PROVIDED INFORMATION>

▬▬▬▬▬▬▬▬▬▬

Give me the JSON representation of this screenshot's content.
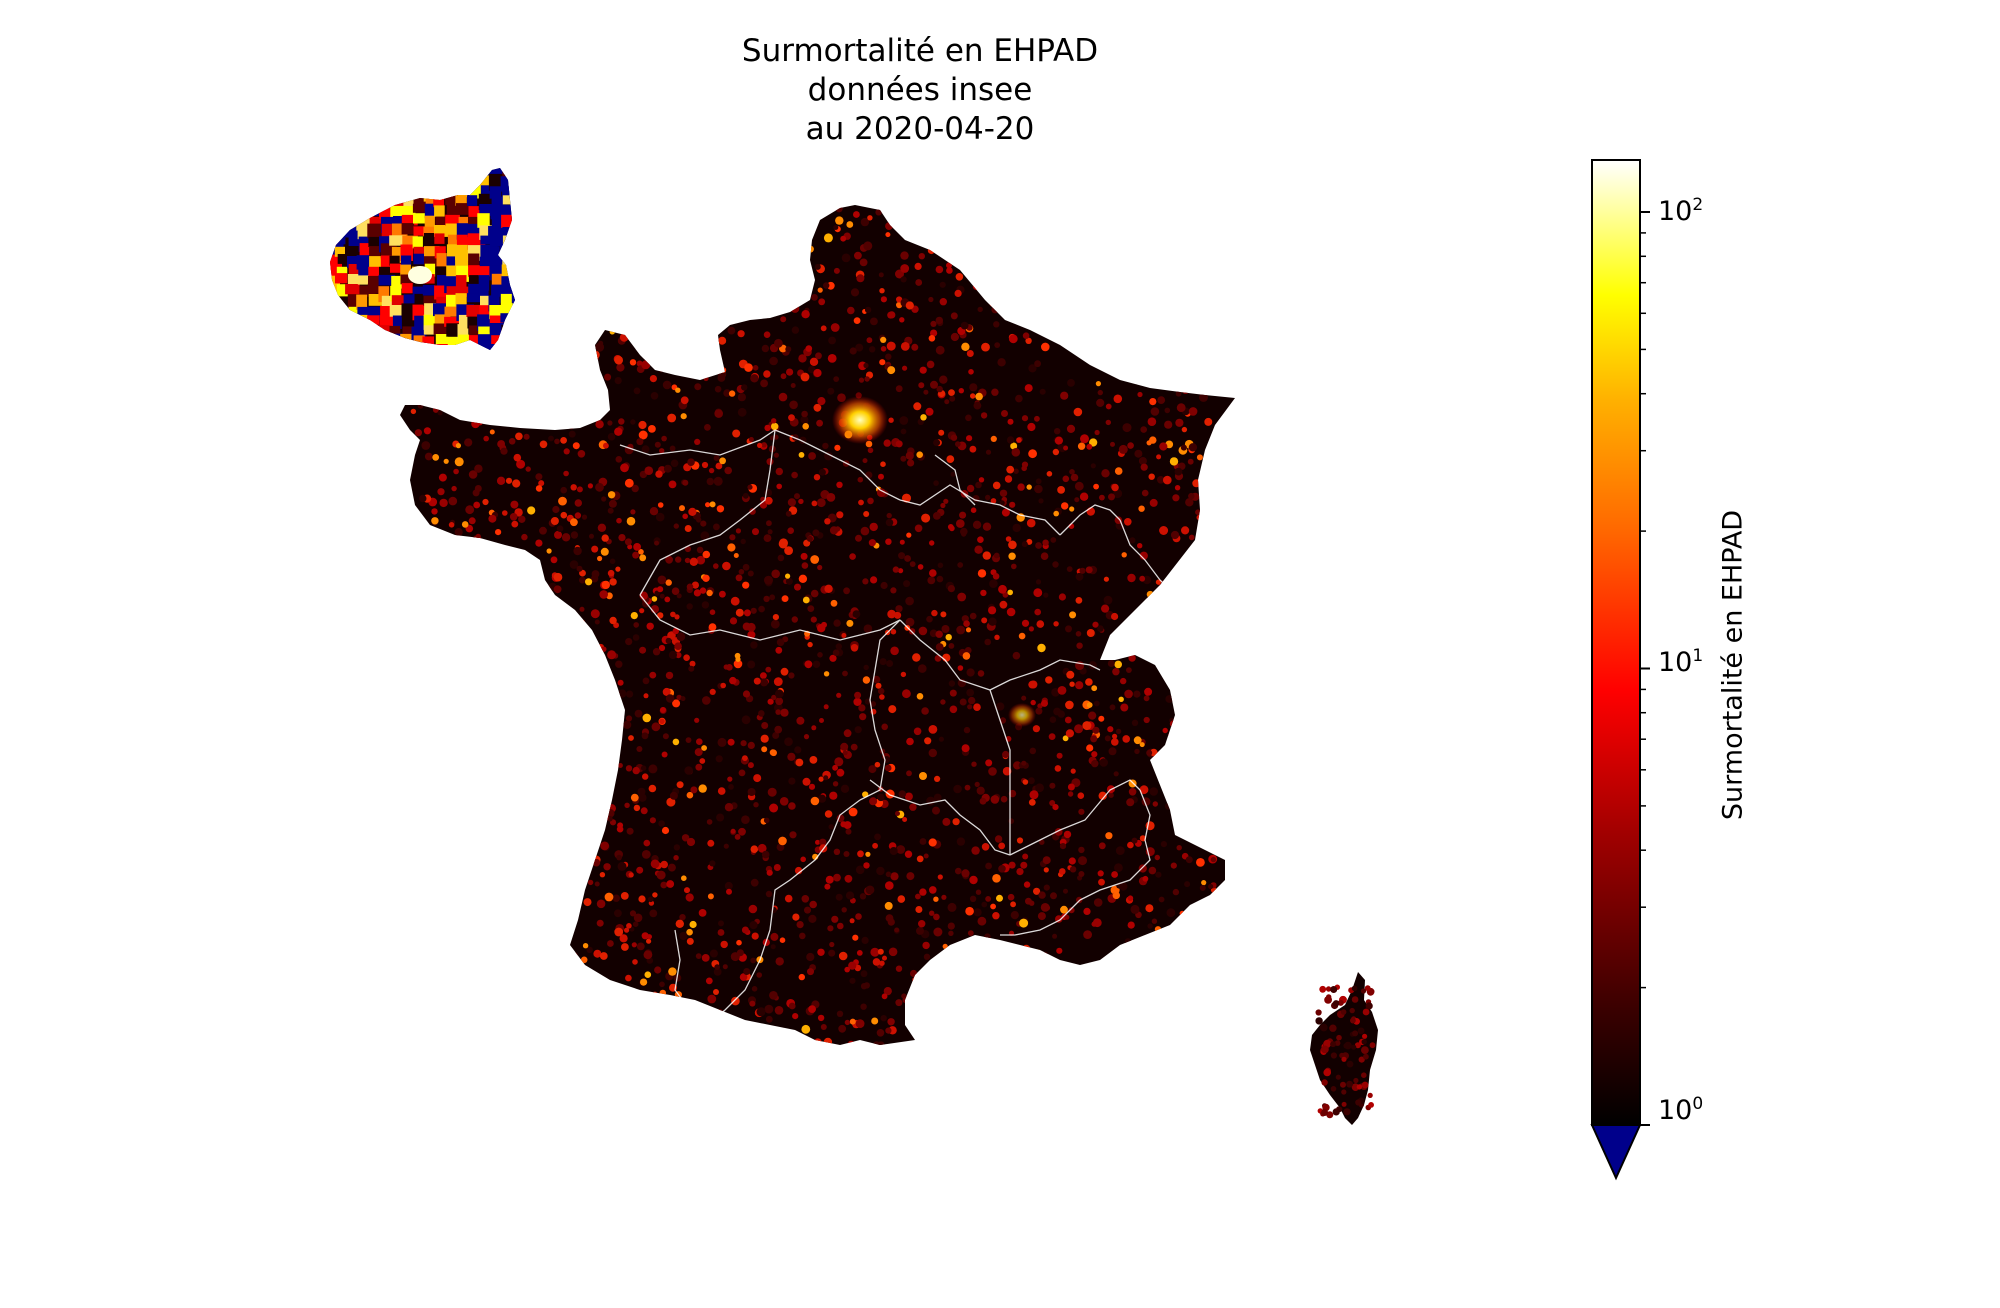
{
  "figure": {
    "title_lines": [
      "Surmortalité en EHPAD",
      "données insee",
      "au 2020-04-20"
    ]
  },
  "colorbar": {
    "label": "Surmortalité en EHPAD",
    "scale": "log",
    "colormap": "hot",
    "range": [
      1,
      130
    ],
    "under_color": "#00008b",
    "ticks": [
      {
        "base": "10",
        "exp": "0",
        "value": 1
      },
      {
        "base": "10",
        "exp": "1",
        "value": 10
      },
      {
        "base": "10",
        "exp": "2",
        "value": 100
      }
    ]
  },
  "map": {
    "regions": [
      "France métropolitaine",
      "Île-de-France (inset)",
      "Corse"
    ],
    "background_color": "#0d0000",
    "border_color": "#ffffff"
  },
  "colors": {
    "dark": "#1a0000",
    "red": "#ff0000",
    "orange": "#ff7a00",
    "yellow": "#ffff00",
    "white": "#ffffff",
    "blue": "#00008b"
  }
}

▬▬▬▬▬▬▬▬▬▬

WHAT YOU NEED TO DO> Repeat the material above word for word, please, apart from its images.

WORKED SOLUTION>
Give me the JSON representation of this screenshot's content.
{
  "figure": {
    "title_lines": [
      "Surmortalité en EHPAD",
      "données insee",
      "au 2020-04-20"
    ]
  },
  "colorbar": {
    "label": "Surmortalité en EHPAD",
    "scale": "log",
    "colormap": "hot",
    "range": [
      1,
      130
    ],
    "under_color": "#00008b",
    "ticks": [
      {
        "base": "10",
        "exp": "0",
        "value": 1
      },
      {
        "base": "10",
        "exp": "1",
        "value": 10
      },
      {
        "base": "10",
        "exp": "2",
        "value": 100
      }
    ]
  },
  "map": {
    "regions": [
      "France métropolitaine",
      "Île-de-France (inset)",
      "Corse"
    ],
    "background_color": "#0d0000",
    "border_color": "#ffffff"
  },
  "colors": {
    "dark": "#1a0000",
    "red": "#ff0000",
    "orange": "#ff7a00",
    "yellow": "#ffff00",
    "white": "#ffffff",
    "blue": "#00008b"
  }
}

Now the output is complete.